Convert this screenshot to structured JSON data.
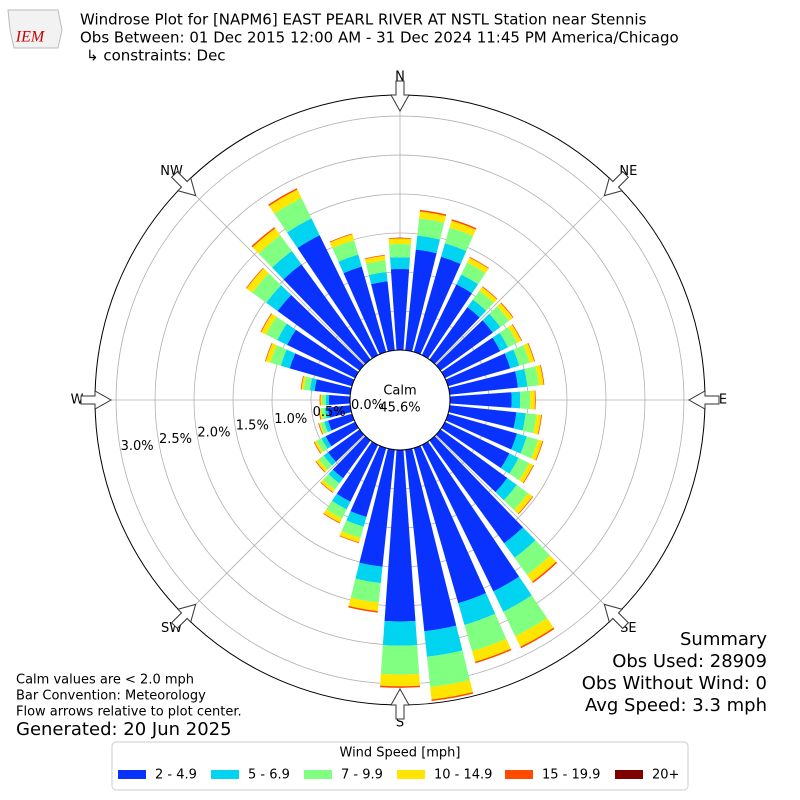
{
  "logo": "IEM",
  "chart_data": {
    "type": "windrose",
    "title": "Windrose Plot for [NAPM6] EAST PEARL RIVER  AT NSTL Station near Stennis",
    "subtitle": "Obs Between: 01 Dec 2015 12:00 AM - 31 Dec 2024 11:45 PM America/Chicago",
    "constraints": "↳ constraints: Dec",
    "calm_label": "Calm",
    "calm_value": {
      "value": 45.6,
      "label": "45.6%"
    },
    "x": [
      0,
      10,
      20,
      30,
      40,
      50,
      60,
      70,
      80,
      90,
      100,
      110,
      120,
      130,
      140,
      150,
      160,
      170,
      180,
      190,
      200,
      210,
      220,
      230,
      240,
      250,
      260,
      270,
      280,
      290,
      300,
      310,
      320,
      330,
      340,
      350
    ],
    "xticks": [
      {
        "value": 0,
        "label": "N"
      },
      {
        "value": 45,
        "label": "NE"
      },
      {
        "value": 90,
        "label": "E"
      },
      {
        "value": 135,
        "label": "SE"
      },
      {
        "value": 180,
        "label": "S"
      },
      {
        "value": 225,
        "label": "SW"
      },
      {
        "value": 270,
        "label": "W"
      },
      {
        "value": 315,
        "label": "NW"
      }
    ],
    "ylim": [
      0,
      3.27
    ],
    "yticks": [
      {
        "value": 0,
        "label": "0.0%"
      },
      {
        "value": 0.5,
        "label": "0.5%"
      },
      {
        "value": 1.0,
        "label": "1.0%"
      },
      {
        "value": 1.5,
        "label": "1.5%"
      },
      {
        "value": 2.0,
        "label": "2.0%"
      },
      {
        "value": 2.5,
        "label": "2.5%"
      },
      {
        "value": 3.0,
        "label": "3.0%"
      }
    ],
    "grid": true,
    "legend_title": "Wind Speed [mph]",
    "series": [
      {
        "name": "2 - 4.9",
        "color": "#0a32ff",
        "values": [
          1.04,
          1.3,
          1.27,
          1.01,
          0.83,
          0.83,
          0.79,
          0.83,
          0.88,
          0.79,
          0.86,
          0.92,
          0.92,
          1.06,
          1.63,
          2.09,
          2.07,
          2.34,
          2.2,
          1.51,
          0.92,
          0.81,
          0.6,
          0.5,
          0.42,
          0.32,
          0.29,
          0.27,
          0.46,
          0.83,
          0.97,
          1.3,
          1.51,
          1.71,
          1.14,
          0.89
        ]
      },
      {
        "name": "5 - 6.9",
        "color": "#00d4f0",
        "values": [
          0.15,
          0.18,
          0.18,
          0.14,
          0.12,
          0.12,
          0.11,
          0.12,
          0.12,
          0.11,
          0.12,
          0.13,
          0.13,
          0.15,
          0.23,
          0.29,
          0.29,
          0.33,
          0.31,
          0.21,
          0.13,
          0.11,
          0.08,
          0.07,
          0.06,
          0.05,
          0.04,
          0.04,
          0.06,
          0.12,
          0.14,
          0.18,
          0.21,
          0.24,
          0.16,
          0.12
        ]
      },
      {
        "name": "7 - 9.9",
        "color": "#80ff80",
        "values": [
          0.17,
          0.22,
          0.21,
          0.17,
          0.14,
          0.14,
          0.13,
          0.14,
          0.15,
          0.13,
          0.14,
          0.15,
          0.15,
          0.18,
          0.27,
          0.35,
          0.35,
          0.39,
          0.37,
          0.25,
          0.15,
          0.13,
          0.1,
          0.08,
          0.07,
          0.05,
          0.05,
          0.05,
          0.08,
          0.14,
          0.16,
          0.22,
          0.25,
          0.29,
          0.19,
          0.15
        ]
      },
      {
        "name": "10 - 14.9",
        "color": "#ffe600",
        "values": [
          0.07,
          0.09,
          0.09,
          0.07,
          0.06,
          0.06,
          0.06,
          0.06,
          0.06,
          0.06,
          0.06,
          0.06,
          0.06,
          0.07,
          0.11,
          0.15,
          0.14,
          0.16,
          0.15,
          0.11,
          0.06,
          0.06,
          0.04,
          0.04,
          0.03,
          0.02,
          0.02,
          0.02,
          0.03,
          0.06,
          0.07,
          0.09,
          0.11,
          0.12,
          0.08,
          0.06
        ]
      },
      {
        "name": "15 - 19.9",
        "color": "#ff4a00",
        "values": [
          0.01,
          0.02,
          0.02,
          0.01,
          0.01,
          0.01,
          0.01,
          0.01,
          0.01,
          0.01,
          0.01,
          0.01,
          0.01,
          0.01,
          0.02,
          0.02,
          0.02,
          0.02,
          0.02,
          0.02,
          0.01,
          0.01,
          0.01,
          0.01,
          0.01,
          0.01,
          0.01,
          0.01,
          0.01,
          0.01,
          0.01,
          0.01,
          0.02,
          0.02,
          0.01,
          0.01
        ]
      },
      {
        "name": "20+",
        "color": "#800000",
        "values": [
          0,
          0,
          0,
          0,
          0,
          0,
          0,
          0,
          0,
          0,
          0,
          0,
          0,
          0,
          0,
          0,
          0,
          0,
          0,
          0,
          0,
          0,
          0,
          0,
          0,
          0,
          0,
          0,
          0,
          0,
          0,
          0,
          0,
          0,
          0,
          0
        ]
      }
    ],
    "notes": [
      "Calm values are < 2.0 mph",
      "Bar Convention: Meteorology",
      "Flow arrows relative to plot center."
    ],
    "generated": "Generated: 20 Jun 2025",
    "summary": [
      "Summary",
      "Obs Used: 28909",
      "Obs Without Wind: 0",
      "Avg Speed: 3.3 mph"
    ]
  }
}
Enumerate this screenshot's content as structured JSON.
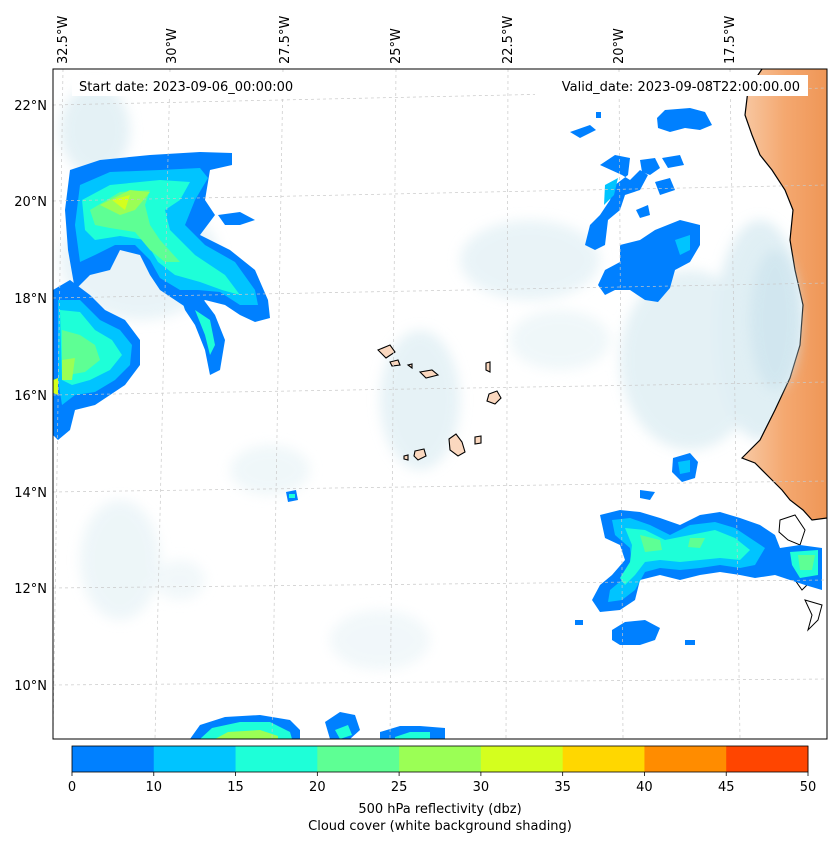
{
  "header": {
    "start_date": "Start date: 2023-09-06_00:00:00",
    "valid_date": "Valid_date: 2023-09-08T22:00:00.00"
  },
  "longitude_labels": [
    "32.5°W",
    "30°W",
    "27.5°W",
    "25°W",
    "22.5°W",
    "20°W",
    "17.5°W"
  ],
  "latitude_labels": [
    "22°N",
    "20°N",
    "18°N",
    "16°N",
    "14°N",
    "12°N",
    "10°N"
  ],
  "colorbar": {
    "ticks": [
      "0",
      "10",
      "15",
      "20",
      "25",
      "30",
      "35",
      "40",
      "45",
      "50"
    ],
    "colors": [
      "#0080ff",
      "#00c4ff",
      "#1effd8",
      "#5eff94",
      "#9bff55",
      "#d4ff1e",
      "#ffd700",
      "#ff8c00",
      "#ff4500"
    ],
    "label_line1": "500 hPa reflectivity (dbz)",
    "label_line2": "Cloud cover (white background shading)"
  },
  "map_colors": {
    "land": "#f4a870",
    "island": "#fbd8bf",
    "cloud": "#cfe6ee",
    "coast": "#000000",
    "grid": "#c8c8c8"
  }
}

EXERCISE PROMPT: Pull out every line above that holds the word "structured".

SOLUTION TO THIS TASK:
Convert this screenshot to structured JSON data.
Enumerate this screenshot's content as structured JSON.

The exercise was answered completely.